Aim: All the data must come back unchanged, except that pictures are left out.

Data for processing:
------------------------------------------------------------------------

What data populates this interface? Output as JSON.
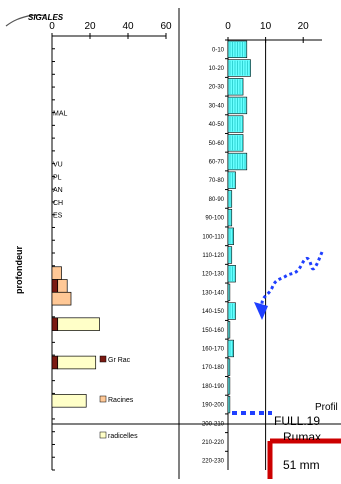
{
  "logo_text": "SIGALES",
  "chart_data": [
    {
      "type": "bar",
      "orientation": "horizontal",
      "stacked": true,
      "ylabel": "profondeur",
      "xlim": [
        0,
        60
      ],
      "x_ticks": [
        "0",
        "20",
        "40",
        "60"
      ],
      "marks": [
        "MAL",
        "VU",
        "PL",
        "AN",
        "CH",
        "ES"
      ],
      "series": [
        {
          "name": "Gr Rac",
          "color": "#7a1a12"
        },
        {
          "name": "Racines",
          "color": "#ffc896"
        },
        {
          "name": "radicelles",
          "color": "#ffffc8"
        }
      ],
      "bars": [
        {
          "row": 18,
          "values": [
            0,
            5,
            0
          ]
        },
        {
          "row": 19,
          "values": [
            3,
            5,
            0
          ]
        },
        {
          "row": 20,
          "values": [
            0,
            10,
            0
          ]
        },
        {
          "row": 22,
          "values": [
            3,
            0,
            22
          ]
        },
        {
          "row": 25,
          "values": [
            3,
            0,
            20
          ]
        },
        {
          "row": 28,
          "values": [
            0,
            0,
            18
          ]
        }
      ],
      "rows": 34
    },
    {
      "type": "bar",
      "orientation": "horizontal",
      "xlim": [
        0,
        25
      ],
      "x_ticks": [
        "0",
        "10",
        "20"
      ],
      "categories": [
        "0-10",
        "10-20",
        "20-30",
        "30-40",
        "40-50",
        "50-60",
        "60-70",
        "70-80",
        "80-90",
        "90-100",
        "100-110",
        "110-120",
        "120-130",
        "130-140",
        "140-150",
        "150-160",
        "160-170",
        "170-180",
        "180-190",
        "190-200",
        "200-210",
        "210-220",
        "220-230"
      ],
      "values": [
        5,
        6,
        4,
        5,
        4,
        4,
        5,
        2,
        1,
        1,
        1.5,
        1,
        2,
        0.5,
        2,
        0.5,
        1.5,
        0.5,
        0.5,
        0.5,
        0,
        0,
        0
      ],
      "bar_color": "#66ffff",
      "reference_x": 10
    }
  ],
  "right_panel": {
    "line1": "Profil",
    "line2": "FULL.19",
    "line3": "Rumax",
    "line4": "51 mm"
  },
  "colors": {
    "annotation_blue": "#1f3fff",
    "frame_red": "#cc0000"
  }
}
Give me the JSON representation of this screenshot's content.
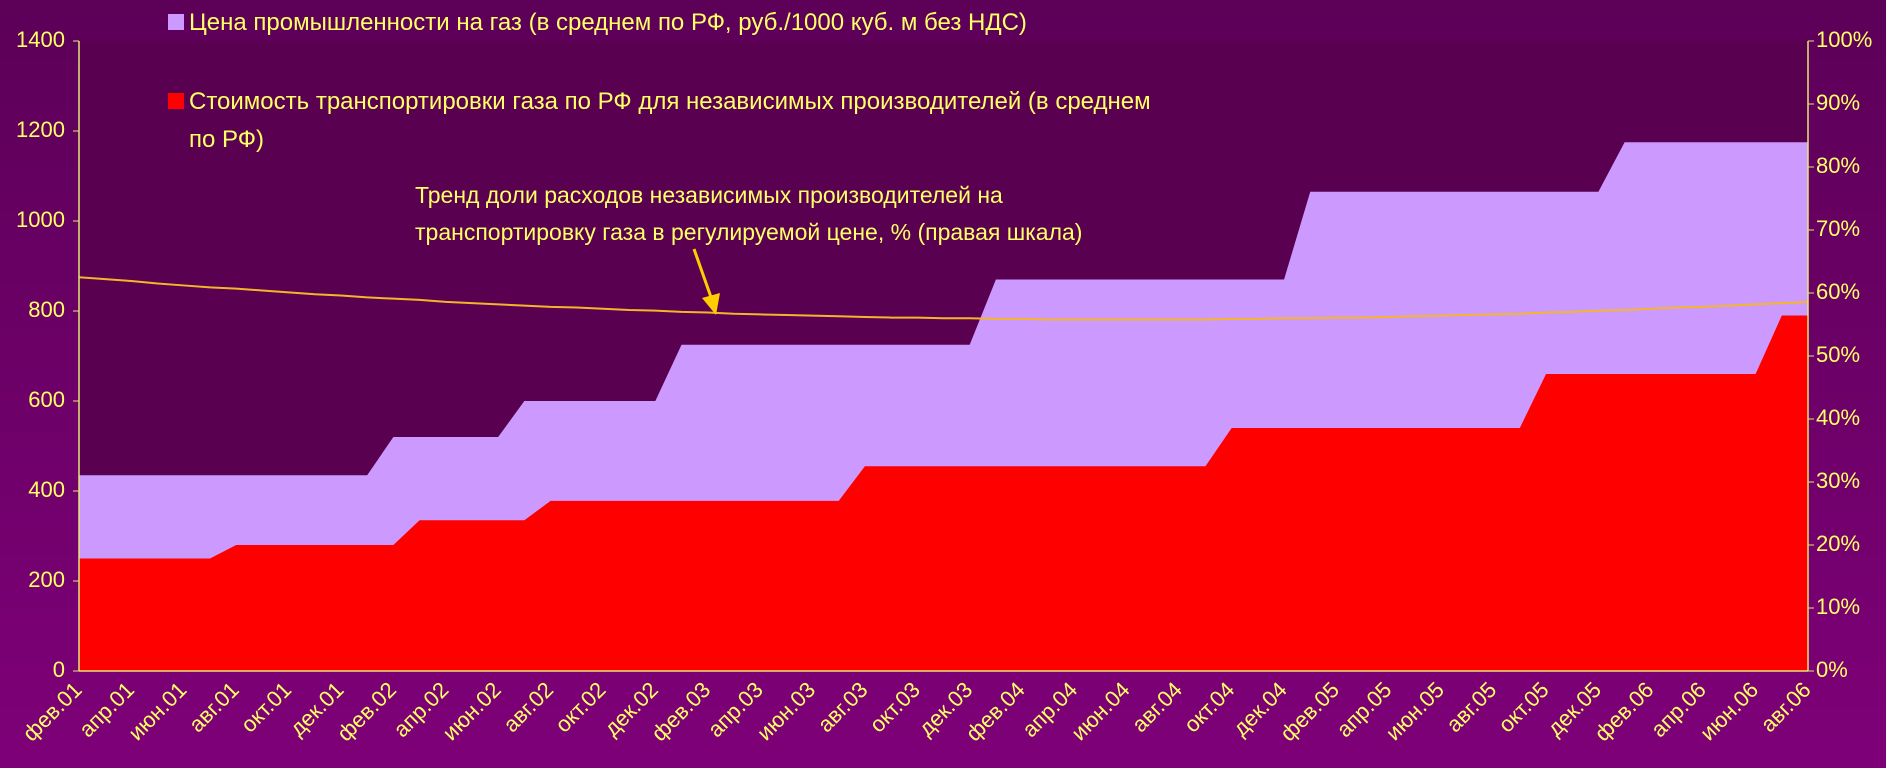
{
  "chart_data": {
    "type": "area",
    "categories": [
      "фев.01",
      null,
      "апр.01",
      null,
      "июн.01",
      null,
      "авг.01",
      null,
      "окт.01",
      null,
      "дек.01",
      null,
      "фев.02",
      null,
      "апр.02",
      null,
      "июн.02",
      null,
      "авг.02",
      null,
      "окт.02",
      null,
      "дек.02",
      null,
      "фев.03",
      null,
      "апр.03",
      null,
      "июн.03",
      null,
      "авг.03",
      null,
      "окт.03",
      null,
      "дек.03",
      null,
      "фев.04",
      null,
      "апр.04",
      null,
      "июн.04",
      null,
      "авг.04",
      null,
      "окт.04",
      null,
      "дек.04",
      null,
      "фев.05",
      null,
      "апр.05",
      null,
      "июн.05",
      null,
      "авг.05",
      null,
      "окт.05",
      null,
      "дек.05",
      null,
      "фев.06",
      null,
      "апр.06",
      null,
      "июн.06",
      null,
      "авг.06"
    ],
    "series": [
      {
        "name": "Цена промышленности на газ (в среднем по РФ, руб./1000 куб. м без НДС)",
        "color": "#cc99ff",
        "values": [
          435,
          435,
          435,
          435,
          435,
          435,
          435,
          435,
          435,
          435,
          435,
          435,
          520,
          520,
          520,
          520,
          520,
          600,
          600,
          600,
          600,
          600,
          600,
          725,
          725,
          725,
          725,
          725,
          725,
          725,
          725,
          725,
          725,
          725,
          725,
          870,
          870,
          870,
          870,
          870,
          870,
          870,
          870,
          870,
          870,
          870,
          870,
          1065,
          1065,
          1065,
          1065,
          1065,
          1065,
          1065,
          1065,
          1065,
          1065,
          1065,
          1065,
          1175,
          1175,
          1175,
          1175,
          1175,
          1175,
          1175,
          1175
        ]
      },
      {
        "name": "Стоимость транспортировки газа по РФ для независимых производителей (в среднем по РФ)",
        "color": "#ff0000",
        "values": [
          250,
          250,
          250,
          250,
          250,
          250,
          280,
          280,
          280,
          280,
          280,
          280,
          280,
          335,
          335,
          335,
          335,
          335,
          378,
          378,
          378,
          378,
          378,
          378,
          378,
          378,
          378,
          378,
          378,
          378,
          455,
          455,
          455,
          455,
          455,
          455,
          455,
          455,
          455,
          455,
          455,
          455,
          455,
          455,
          540,
          540,
          540,
          540,
          540,
          540,
          540,
          540,
          540,
          540,
          540,
          540,
          660,
          660,
          660,
          660,
          660,
          660,
          660,
          660,
          660,
          790,
          790
        ]
      },
      {
        "type": "line",
        "axis": "y2",
        "color": "#f5b52a",
        "values": [
          62.5,
          62.2,
          61.9,
          61.5,
          61.2,
          60.9,
          60.7,
          60.4,
          60.1,
          59.8,
          59.6,
          59.3,
          59.1,
          58.9,
          58.6,
          58.4,
          58.2,
          58.0,
          57.8,
          57.7,
          57.5,
          57.3,
          57.2,
          57.0,
          56.9,
          56.7,
          56.6,
          56.5,
          56.4,
          56.3,
          56.2,
          56.1,
          56.1,
          56.0,
          56.0,
          55.9,
          55.9,
          55.8,
          55.8,
          55.8,
          55.8,
          55.8,
          55.8,
          55.8,
          55.9,
          55.9,
          56.0,
          56.0,
          56.1,
          56.1,
          56.2,
          56.3,
          56.4,
          56.5,
          56.6,
          56.7,
          56.9,
          57.0,
          57.2,
          57.3,
          57.5,
          57.7,
          57.8,
          58.0,
          58.2,
          58.4,
          58.6
        ]
      }
    ],
    "annotation": [
      "Тренд доли расходов независимых производителей на",
      "транспортировку газа в регулируемой цене, % (правая шкала)"
    ],
    "ylim": [
      0,
      1400
    ],
    "yticks": [
      0,
      200,
      400,
      600,
      800,
      1000,
      1200,
      1400
    ],
    "y2lim": [
      0,
      100
    ],
    "y2ticks": [
      {
        "value": 0,
        "label": "0%"
      },
      {
        "value": 10,
        "label": "10%"
      },
      {
        "value": 20,
        "label": "20%"
      },
      {
        "value": 30,
        "label": "30%"
      },
      {
        "value": 40,
        "label": "40%"
      },
      {
        "value": 50,
        "label": "50%"
      },
      {
        "value": 60,
        "label": "60%"
      },
      {
        "value": 70,
        "label": "70%"
      },
      {
        "value": 80,
        "label": "80%"
      },
      {
        "value": 90,
        "label": "90%"
      },
      {
        "value": 100,
        "label": "100%"
      }
    ],
    "grid": false,
    "legend": "top"
  }
}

------------------------------------------------------------------------

Reply to the task:
What data populates this interface? Output as JSON.
{
  "logo_text": "SIGALES",
  "chart_data": [
    {
      "type": "bar",
      "orientation": "horizontal",
      "stacked": true,
      "ylabel": "profondeur",
      "xlim": [
        0,
        60
      ],
      "x_ticks": [
        "0",
        "20",
        "40",
        "60"
      ],
      "marks": [
        "MAL",
        "VU",
        "PL",
        "AN",
        "CH",
        "ES"
      ],
      "series": [
        {
          "name": "Gr Rac",
          "color": "#7a1a12"
        },
        {
          "name": "Racines",
          "color": "#ffc896"
        },
        {
          "name": "radicelles",
          "color": "#ffffc8"
        }
      ],
      "bars": [
        {
          "row": 18,
          "values": [
            0,
            5,
            0
          ]
        },
        {
          "row": 19,
          "values": [
            3,
            5,
            0
          ]
        },
        {
          "row": 20,
          "values": [
            0,
            10,
            0
          ]
        },
        {
          "row": 22,
          "values": [
            3,
            0,
            22
          ]
        },
        {
          "row": 25,
          "values": [
            3,
            0,
            20
          ]
        },
        {
          "row": 28,
          "values": [
            0,
            0,
            18
          ]
        }
      ],
      "rows": 34
    },
    {
      "type": "bar",
      "orientation": "horizontal",
      "xlim": [
        0,
        25
      ],
      "x_ticks": [
        "0",
        "10",
        "20"
      ],
      "categories": [
        "0-10",
        "10-20",
        "20-30",
        "30-40",
        "40-50",
        "50-60",
        "60-70",
        "70-80",
        "80-90",
        "90-100",
        "100-110",
        "110-120",
        "120-130",
        "130-140",
        "140-150",
        "150-160",
        "160-170",
        "170-180",
        "180-190",
        "190-200",
        "200-210",
        "210-220",
        "220-230"
      ],
      "values": [
        5,
        6,
        4,
        5,
        4,
        4,
        5,
        2,
        1,
        1,
        1.5,
        1,
        2,
        0.5,
        2,
        0.5,
        1.5,
        0.5,
        0.5,
        0.5,
        0,
        0,
        0
      ],
      "bar_color": "#66ffff",
      "reference_x": 10
    }
  ],
  "right_panel": {
    "line1": "Profil",
    "line2": "FULL.19",
    "line3": "Rumax",
    "line4": "51 mm"
  },
  "colors": {
    "annotation_blue": "#1f3fff",
    "frame_red": "#cc0000"
  }
}
Give me the JSON representation of this screenshot's content.
{
  "chart_data": {
    "type": "area",
    "categories": [
      "фев.01",
      null,
      "апр.01",
      null,
      "июн.01",
      null,
      "авг.01",
      null,
      "окт.01",
      null,
      "дек.01",
      null,
      "фев.02",
      null,
      "апр.02",
      null,
      "июн.02",
      null,
      "авг.02",
      null,
      "окт.02",
      null,
      "дек.02",
      null,
      "фев.03",
      null,
      "апр.03",
      null,
      "июн.03",
      null,
      "авг.03",
      null,
      "окт.03",
      null,
      "дек.03",
      null,
      "фев.04",
      null,
      "апр.04",
      null,
      "июн.04",
      null,
      "авг.04",
      null,
      "окт.04",
      null,
      "дек.04",
      null,
      "фев.05",
      null,
      "апр.05",
      null,
      "июн.05",
      null,
      "авг.05",
      null,
      "окт.05",
      null,
      "дек.05",
      null,
      "фев.06",
      null,
      "апр.06",
      null,
      "июн.06",
      null,
      "авг.06"
    ],
    "series": [
      {
        "name": "Цена промышленности на газ (в среднем по РФ, руб./1000 куб. м без НДС)",
        "color": "#cc99ff",
        "values": [
          435,
          435,
          435,
          435,
          435,
          435,
          435,
          435,
          435,
          435,
          435,
          435,
          520,
          520,
          520,
          520,
          520,
          600,
          600,
          600,
          600,
          600,
          600,
          725,
          725,
          725,
          725,
          725,
          725,
          725,
          725,
          725,
          725,
          725,
          725,
          870,
          870,
          870,
          870,
          870,
          870,
          870,
          870,
          870,
          870,
          870,
          870,
          1065,
          1065,
          1065,
          1065,
          1065,
          1065,
          1065,
          1065,
          1065,
          1065,
          1065,
          1065,
          1175,
          1175,
          1175,
          1175,
          1175,
          1175,
          1175,
          1175
        ]
      },
      {
        "name": "Стоимость транспортировки газа по РФ для независимых производителей (в среднем по РФ)",
        "color": "#ff0000",
        "values": [
          250,
          250,
          250,
          250,
          250,
          250,
          280,
          280,
          280,
          280,
          280,
          280,
          280,
          335,
          335,
          335,
          335,
          335,
          378,
          378,
          378,
          378,
          378,
          378,
          378,
          378,
          378,
          378,
          378,
          378,
          455,
          455,
          455,
          455,
          455,
          455,
          455,
          455,
          455,
          455,
          455,
          455,
          455,
          455,
          540,
          540,
          540,
          540,
          540,
          540,
          540,
          540,
          540,
          540,
          540,
          540,
          660,
          660,
          660,
          660,
          660,
          660,
          660,
          660,
          660,
          790,
          790
        ]
      },
      {
        "type": "line",
        "axis": "y2",
        "color": "#f5b52a",
        "values": [
          62.5,
          62.2,
          61.9,
          61.5,
          61.2,
          60.9,
          60.7,
          60.4,
          60.1,
          59.8,
          59.6,
          59.3,
          59.1,
          58.9,
          58.6,
          58.4,
          58.2,
          58.0,
          57.8,
          57.7,
          57.5,
          57.3,
          57.2,
          57.0,
          56.9,
          56.7,
          56.6,
          56.5,
          56.4,
          56.3,
          56.2,
          56.1,
          56.1,
          56.0,
          56.0,
          55.9,
          55.9,
          55.8,
          55.8,
          55.8,
          55.8,
          55.8,
          55.8,
          55.8,
          55.9,
          55.9,
          56.0,
          56.0,
          56.1,
          56.1,
          56.2,
          56.3,
          56.4,
          56.5,
          56.6,
          56.7,
          56.9,
          57.0,
          57.2,
          57.3,
          57.5,
          57.7,
          57.8,
          58.0,
          58.2,
          58.4,
          58.6
        ]
      }
    ],
    "annotation": [
      "Тренд доли расходов независимых производителей на",
      "транспортировку газа в регулируемой цене, % (правая шкала)"
    ],
    "ylim": [
      0,
      1400
    ],
    "yticks": [
      0,
      200,
      400,
      600,
      800,
      1000,
      1200,
      1400
    ],
    "y2lim": [
      0,
      100
    ],
    "y2ticks": [
      {
        "value": 0,
        "label": "0%"
      },
      {
        "value": 10,
        "label": "10%"
      },
      {
        "value": 20,
        "label": "20%"
      },
      {
        "value": 30,
        "label": "30%"
      },
      {
        "value": 40,
        "label": "40%"
      },
      {
        "value": 50,
        "label": "50%"
      },
      {
        "value": 60,
        "label": "60%"
      },
      {
        "value": 70,
        "label": "70%"
      },
      {
        "value": 80,
        "label": "80%"
      },
      {
        "value": 90,
        "label": "90%"
      },
      {
        "value": 100,
        "label": "100%"
      }
    ],
    "grid": false,
    "legend": "top"
  }
}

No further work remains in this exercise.